What you will do
Repeat the records word for word, excluding any picture.
***** Given records
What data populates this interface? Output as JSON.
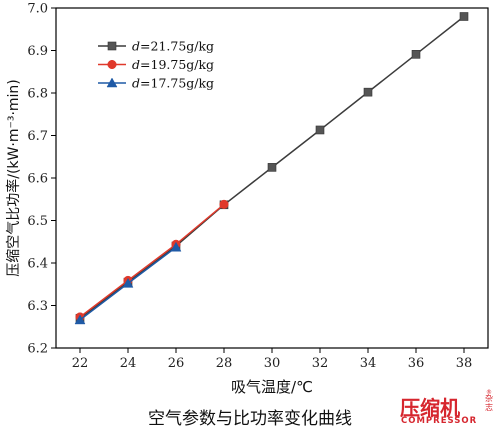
{
  "chart_data": {
    "type": "line",
    "title": "",
    "xlabel": "吸气温度/℃",
    "ylabel": "压缩空气比功率/(kW·m⁻³·min)",
    "xlim": [
      21,
      39
    ],
    "ylim": [
      6.2,
      7.0
    ],
    "x_ticks": [
      22,
      24,
      26,
      28,
      30,
      32,
      34,
      36,
      38
    ],
    "y_ticks": [
      "6.2",
      "6.3",
      "6.4",
      "6.5",
      "6.6",
      "6.7",
      "6.8",
      "6.9",
      "7.0"
    ],
    "grid": false,
    "legend_position": "top-left",
    "series": [
      {
        "name": "d=21.75g/kg",
        "prefix": "d",
        "suffix": "=21.75g/kg",
        "color": "#3c3c3c",
        "marker": "square",
        "x": [
          22,
          24,
          26,
          28,
          30,
          32,
          34,
          36,
          38
        ],
        "y": [
          6.27,
          6.355,
          6.44,
          6.537,
          6.625,
          6.713,
          6.802,
          6.891,
          6.98
        ]
      },
      {
        "name": "d=19.75g/kg",
        "prefix": "d",
        "suffix": "=19.75g/kg",
        "color": "#e0392b",
        "marker": "circle",
        "x": [
          22,
          24,
          26,
          28
        ],
        "y": [
          6.273,
          6.359,
          6.444,
          6.538
        ]
      },
      {
        "name": "d=17.75g/kg",
        "prefix": "d",
        "suffix": "=17.75g/kg",
        "color": "#1f5aa6",
        "marker": "triangle",
        "x": [
          22,
          24,
          26
        ],
        "y": [
          6.266,
          6.352,
          6.437
        ]
      }
    ]
  },
  "caption": "空气参数与比功率变化曲线",
  "logo": {
    "main": "压缩机",
    "sub": "COMPRESSOR",
    "side": "杂志",
    "reg": "®"
  }
}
**********
Result for this exercise
What data populates this interface? Output as JSON.
{
  "chart_data": {
    "type": "line",
    "title": "",
    "xlabel": "吸气温度/℃",
    "ylabel": "压缩空气比功率/(kW·m⁻³·min)",
    "xlim": [
      21,
      39
    ],
    "ylim": [
      6.2,
      7.0
    ],
    "x_ticks": [
      22,
      24,
      26,
      28,
      30,
      32,
      34,
      36,
      38
    ],
    "y_ticks": [
      "6.2",
      "6.3",
      "6.4",
      "6.5",
      "6.6",
      "6.7",
      "6.8",
      "6.9",
      "7.0"
    ],
    "grid": false,
    "legend_position": "top-left",
    "series": [
      {
        "name": "d=21.75g/kg",
        "prefix": "d",
        "suffix": "=21.75g/kg",
        "color": "#3c3c3c",
        "marker": "square",
        "x": [
          22,
          24,
          26,
          28,
          30,
          32,
          34,
          36,
          38
        ],
        "y": [
          6.27,
          6.355,
          6.44,
          6.537,
          6.625,
          6.713,
          6.802,
          6.891,
          6.98
        ]
      },
      {
        "name": "d=19.75g/kg",
        "prefix": "d",
        "suffix": "=19.75g/kg",
        "color": "#e0392b",
        "marker": "circle",
        "x": [
          22,
          24,
          26,
          28
        ],
        "y": [
          6.273,
          6.359,
          6.444,
          6.538
        ]
      },
      {
        "name": "d=17.75g/kg",
        "prefix": "d",
        "suffix": "=17.75g/kg",
        "color": "#1f5aa6",
        "marker": "triangle",
        "x": [
          22,
          24,
          26
        ],
        "y": [
          6.266,
          6.352,
          6.437
        ]
      }
    ]
  },
  "caption": "空气参数与比功率变化曲线",
  "logo": {
    "main": "压缩机",
    "sub": "COMPRESSOR",
    "side": "杂志",
    "reg": "®"
  }
}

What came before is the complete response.